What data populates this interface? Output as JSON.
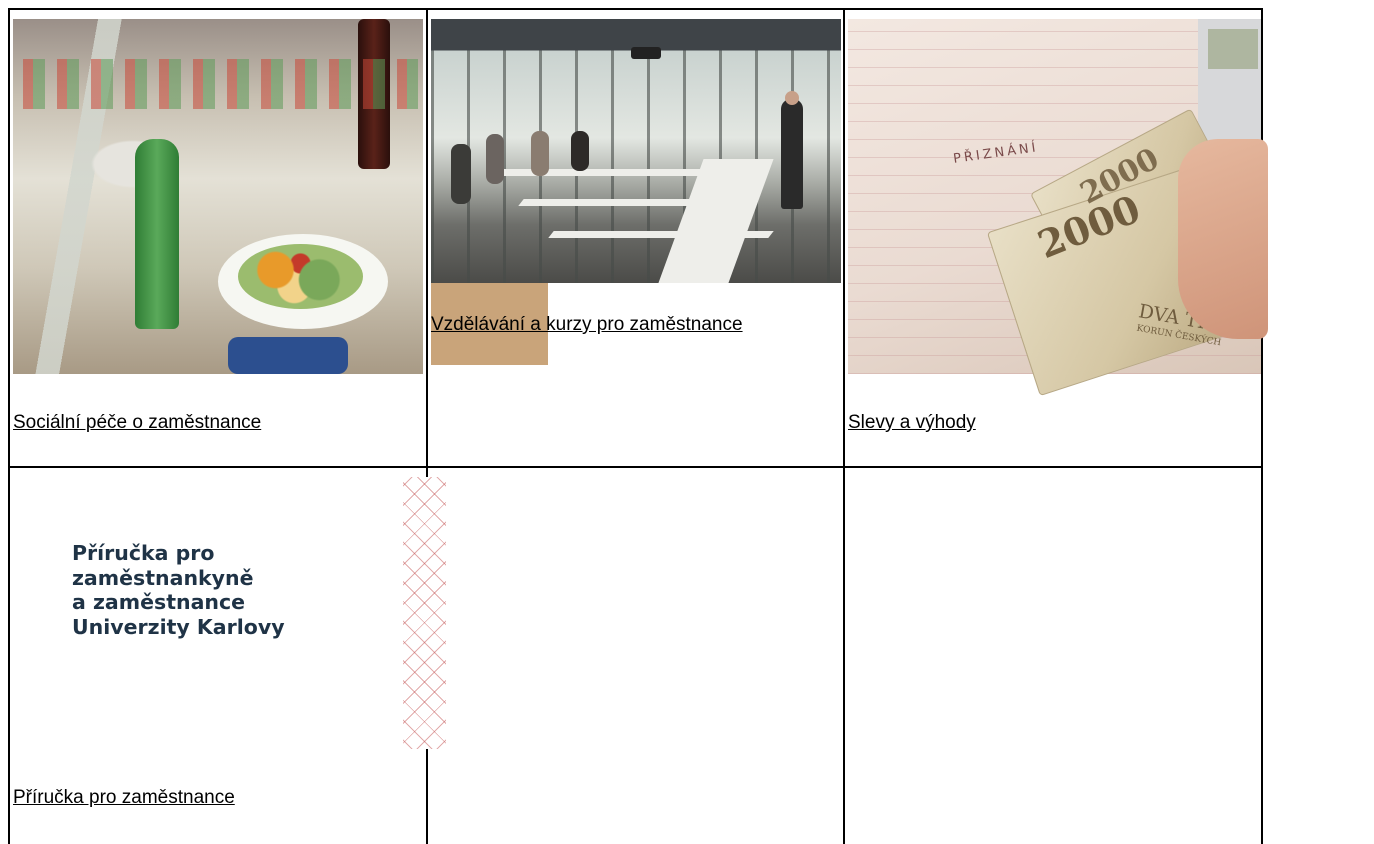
{
  "tiles": [
    {
      "link_label": "Sociální péče o zaměstnance",
      "image_alt": "cafeteria-salad-photo"
    },
    {
      "link_label": "Vzdělávání a kurzy pro zaměstnance",
      "image_alt": "classroom-lecture-photo"
    },
    {
      "link_label": "Slevy a výhody",
      "image_alt": "tax-form-money-photo"
    },
    {
      "link_label": "Příručka pro zaměstnance",
      "image_alt": "handbook-cover-image"
    }
  ],
  "handbook_cover": {
    "lines": [
      "Příručka pro",
      "zaměstnankyně",
      "a zaměstnance",
      "Univerzity Karlovy"
    ]
  },
  "money_image": {
    "form_heading": "PŘIZNÁNÍ",
    "bill_value": "2000",
    "bill_text": "DVA TISÍC",
    "bill_subtext": "KORUN ČESKÝCH"
  },
  "colors": {
    "link": "#000000",
    "border": "#000000",
    "handbook_title": "#1f3346"
  }
}
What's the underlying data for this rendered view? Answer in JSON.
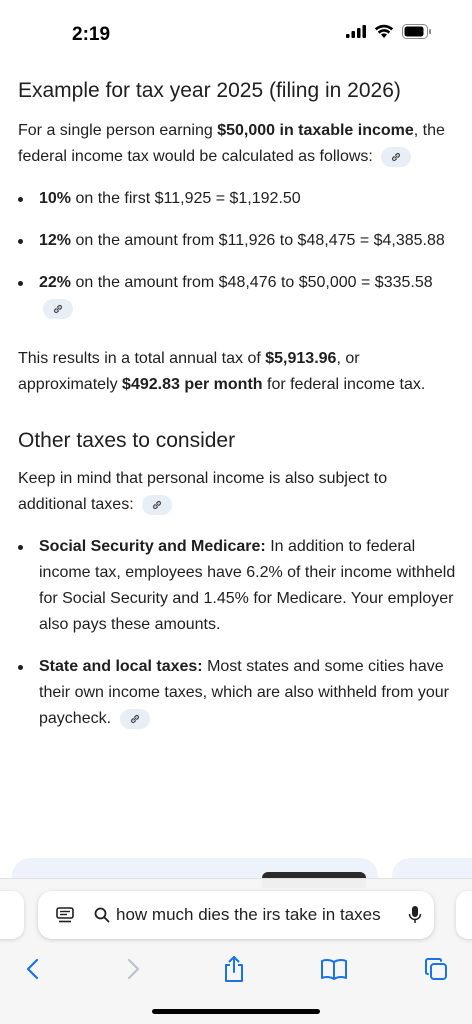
{
  "status": {
    "time": "2:19"
  },
  "section1": {
    "heading": "Example for tax year 2025 (filing in 2026)",
    "intro_a": "For a single person earning ",
    "intro_b": "$50,000 in taxable income",
    "intro_c": ", the federal income tax would be calculated as follows:",
    "bullets": [
      {
        "bold": "10%",
        "text": " on the first $11,925 = $1,192.50"
      },
      {
        "bold": "12%",
        "text": " on the amount from $11,926 to $48,475 = $4,385.88"
      },
      {
        "bold": "22%",
        "text": " on the amount from $48,476 to $50,000 = $335.58"
      }
    ],
    "result_a": "This results in a total annual tax of ",
    "result_b": "$5,913.96",
    "result_c": ", or approximately ",
    "result_d": "$492.83 per month",
    "result_e": " for federal income tax."
  },
  "section2": {
    "heading": "Other taxes to consider",
    "intro": "Keep in mind that personal income is also subject to additional taxes:",
    "bullets": [
      {
        "bold": "Social Security and Medicare:",
        "text": " In addition to federal income tax, employees have 6.2% of their income withheld for Social Security and 1.45% for Medicare. Your employer also pays these amounts."
      },
      {
        "bold": "State and local taxes:",
        "text": " Most states and some cities have their own income taxes, which are also withheld from your paycheck."
      }
    ]
  },
  "browser": {
    "url_text": "how much dies the irs take in taxes",
    "icons": [
      "reader-icon",
      "search-icon",
      "microphone-icon",
      "back-icon",
      "forward-icon",
      "share-icon",
      "bookmarks-icon",
      "tabs-icon"
    ]
  },
  "colors": {
    "accent": "#1a73e8",
    "chip_bg": "#e8eef6",
    "card_bg": "#eef3fb"
  }
}
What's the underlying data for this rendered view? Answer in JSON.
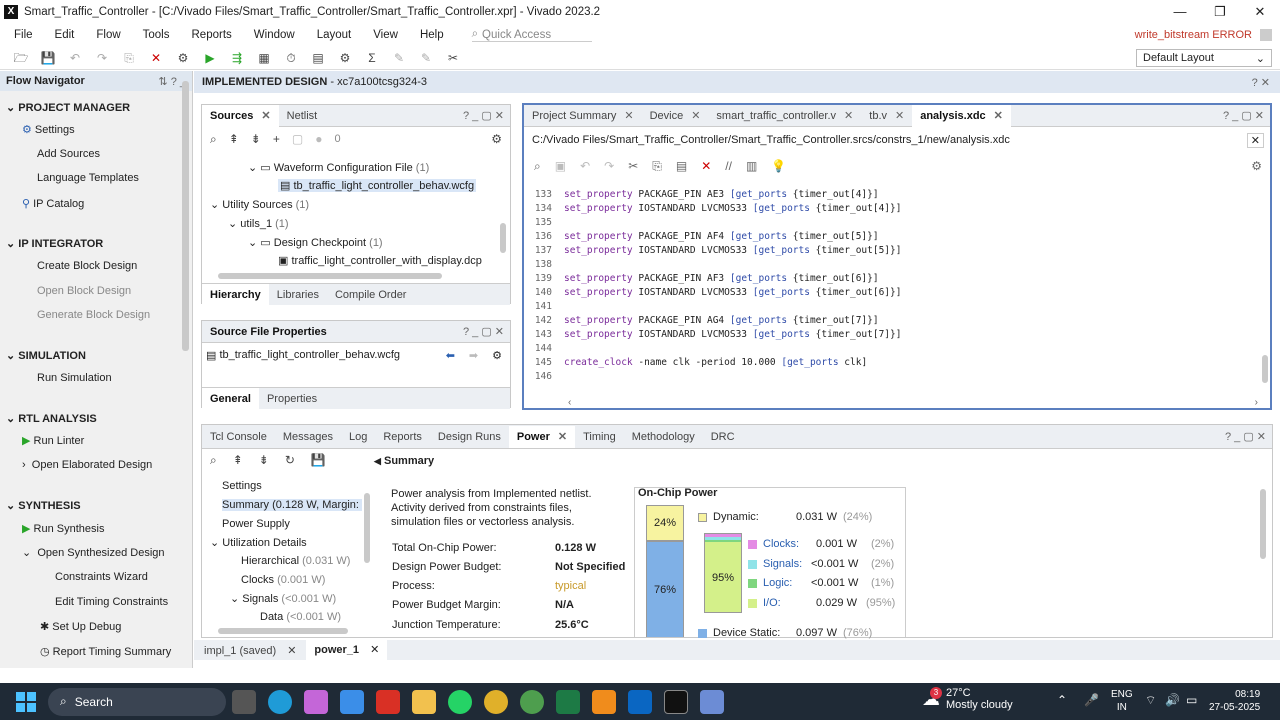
{
  "app": {
    "title": "Smart_Traffic_Controller - [C:/Vivado Files/Smart_Traffic_Controller/Smart_Traffic_Controller.xpr] - Vivado 2023.2",
    "error": "write_bitstream ERROR",
    "layout": "Default Layout"
  },
  "menu": [
    "File",
    "Edit",
    "Flow",
    "Tools",
    "Reports",
    "Window",
    "Layout",
    "View",
    "Help"
  ],
  "quick_access": "Quick Access",
  "flow_nav": {
    "title": "Flow Navigator",
    "project_manager": "PROJECT MANAGER",
    "settings": "Settings",
    "add_sources": "Add Sources",
    "lang_templates": "Language Templates",
    "ip_catalog": "IP Catalog",
    "ip_integrator": "IP INTEGRATOR",
    "create_bd": "Create Block Design",
    "open_bd": "Open Block Design",
    "gen_bd": "Generate Block Design",
    "simulation": "SIMULATION",
    "run_sim": "Run Simulation",
    "rtl": "RTL ANALYSIS",
    "run_linter": "Run Linter",
    "open_elab": "Open Elaborated Design",
    "synthesis": "SYNTHESIS",
    "run_synth": "Run Synthesis",
    "open_synth": "Open Synthesized Design",
    "constraints_wizard": "Constraints Wizard",
    "edit_timing": "Edit Timing Constraints",
    "setup_debug": "Set Up Debug",
    "report_timing": "Report Timing Summary"
  },
  "impl_header": {
    "title": "IMPLEMENTED DESIGN",
    "part": "- xc7a100tcsg324-3"
  },
  "sources": {
    "tabs": [
      "Sources",
      "Netlist"
    ],
    "count": "0",
    "tree": [
      {
        "label": "Waveform Configuration File",
        "count": "(1)"
      },
      {
        "label": "tb_traffic_light_controller_behav.wcfg",
        "count": ""
      },
      {
        "label": "Utility Sources",
        "count": "(1)"
      },
      {
        "label": "utils_1",
        "count": "(1)"
      },
      {
        "label": "Design Checkpoint",
        "count": "(1)"
      },
      {
        "label": "traffic_light_controller_with_display.dcp",
        "count": ""
      }
    ],
    "subtabs": [
      "Hierarchy",
      "Libraries",
      "Compile Order"
    ]
  },
  "sfp": {
    "title": "Source File Properties",
    "file": "tb_traffic_light_controller_behav.wcfg",
    "subtabs": [
      "General",
      "Properties"
    ]
  },
  "editor": {
    "tabs": [
      "Project Summary",
      "Device",
      "smart_traffic_controller.v",
      "tb.v",
      "analysis.xdc"
    ],
    "path": "C:/Vivado Files/Smart_Traffic_Controller/Smart_Traffic_Controller.srcs/constrs_1/new/analysis.xdc",
    "lines": [
      {
        "n": "133",
        "t": "set_property PACKAGE_PIN AE3 [get_ports {timer_out[4]}]"
      },
      {
        "n": "134",
        "t": "set_property IOSTANDARD LVCMOS33 [get_ports {timer_out[4]}]"
      },
      {
        "n": "135",
        "t": ""
      },
      {
        "n": "136",
        "t": "set_property PACKAGE_PIN AF4 [get_ports {timer_out[5]}]"
      },
      {
        "n": "137",
        "t": "set_property IOSTANDARD LVCMOS33 [get_ports {timer_out[5]}]"
      },
      {
        "n": "138",
        "t": ""
      },
      {
        "n": "139",
        "t": "set_property PACKAGE_PIN AF3 [get_ports {timer_out[6]}]"
      },
      {
        "n": "140",
        "t": "set_property IOSTANDARD LVCMOS33 [get_ports {timer_out[6]}]"
      },
      {
        "n": "141",
        "t": ""
      },
      {
        "n": "142",
        "t": "set_property PACKAGE_PIN AG4 [get_ports {timer_out[7]}]"
      },
      {
        "n": "143",
        "t": "set_property IOSTANDARD LVCMOS33 [get_ports {timer_out[7]}]"
      },
      {
        "n": "144",
        "t": ""
      },
      {
        "n": "145",
        "t": "create_clock -name clk -period 10.000 [get_ports clk]"
      },
      {
        "n": "146",
        "t": ""
      }
    ]
  },
  "bottom": {
    "tabs": [
      "Tcl Console",
      "Messages",
      "Log",
      "Reports",
      "Design Runs",
      "Power",
      "Timing",
      "Methodology",
      "DRC"
    ],
    "tree": [
      {
        "label": "Settings",
        "extra": ""
      },
      {
        "label": "Summary (0.128 W, Margin: N/A",
        "extra": ""
      },
      {
        "label": "Power Supply",
        "extra": ""
      },
      {
        "label": "Utilization Details",
        "extra": ""
      },
      {
        "label": "Hierarchical",
        "extra": "(0.031 W)"
      },
      {
        "label": "Clocks",
        "extra": "(0.001 W)"
      },
      {
        "label": "Signals",
        "extra": "(<0.001 W)"
      },
      {
        "label": "Data",
        "extra": "(<0.001 W)"
      }
    ],
    "summary_title": "Summary",
    "intro": "Power analysis from Implemented netlist. Activity derived from constraints files, simulation files or vectorless analysis.",
    "props": [
      {
        "k": "Total On-Chip Power:",
        "v": "0.128 W"
      },
      {
        "k": "Design Power Budget:",
        "v": "Not Specified"
      },
      {
        "k": "Process:",
        "v": "typical"
      },
      {
        "k": "Power Budget Margin:",
        "v": "N/A"
      },
      {
        "k": "Junction Temperature:",
        "v": "25.6°C"
      }
    ],
    "onchip": {
      "title": "On-Chip Power",
      "dyn_pct": "24%",
      "static_pct": "76%",
      "inner_pct": "95%",
      "dynamic": {
        "label": "Dynamic:",
        "w": "0.031 W",
        "p": "(24%)"
      },
      "rows": [
        {
          "label": "Clocks:",
          "w": "0.001 W",
          "p": "(2%)",
          "color": "#e48be4"
        },
        {
          "label": "Signals:",
          "w": "<0.001 W",
          "p": "(2%)",
          "color": "#8fe3e8"
        },
        {
          "label": "Logic:",
          "w": "<0.001 W",
          "p": "(1%)",
          "color": "#7fd67f"
        },
        {
          "label": "I/O:",
          "w": "0.029 W",
          "p": "(95%)",
          "color": "#d4f08a"
        }
      ],
      "static": {
        "label": "Device Static:",
        "w": "0.097 W",
        "p": "(76%)"
      }
    }
  },
  "doc_tabs": [
    {
      "label": "impl_1 (saved)"
    },
    {
      "label": "power_1"
    }
  ],
  "taskbar": {
    "search": "Search",
    "weather_temp": "27°C",
    "weather_desc": "Mostly cloudy",
    "badge": "3",
    "lang1": "ENG",
    "lang2": "IN",
    "time": "08:19",
    "date": "27-05-2025"
  }
}
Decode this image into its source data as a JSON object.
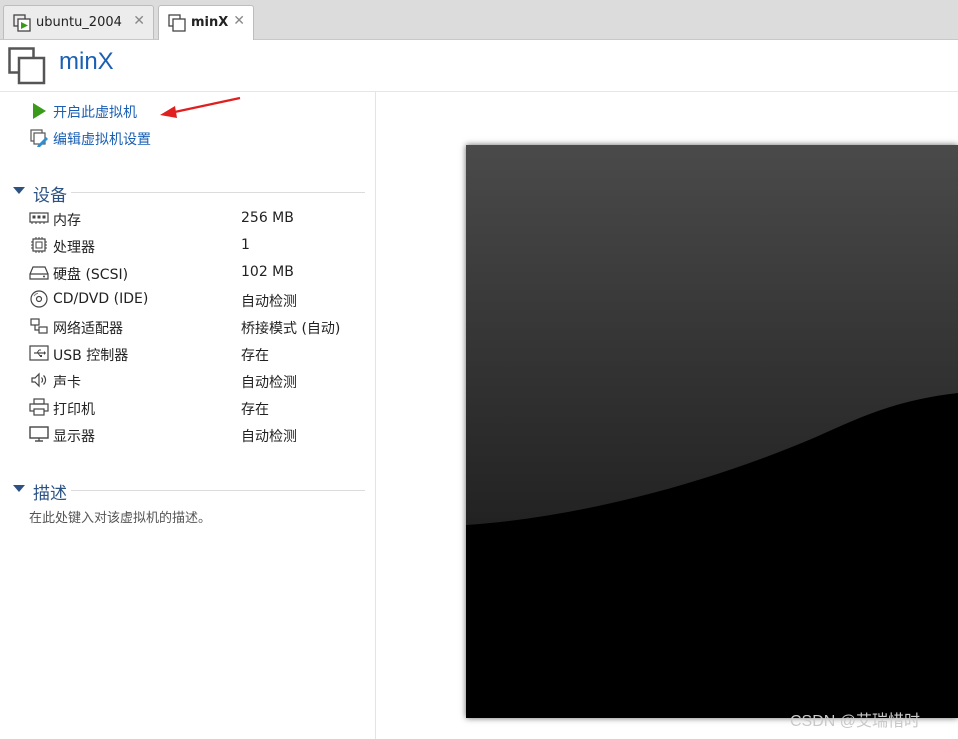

Stated goal: Gather every line from the listing above in which the word "taxes" appears.

Answer for this exercise:
    "heading": "Other taxes to consider",
    "intro": "Keep in mind that personal income is also subject to additional taxes:",
        "bold": "State and local taxes:",
        "text": " Most states and some cities have their own income taxes, which are also withheld from your paycheck."
    "url_text": "how much dies the irs take in taxes",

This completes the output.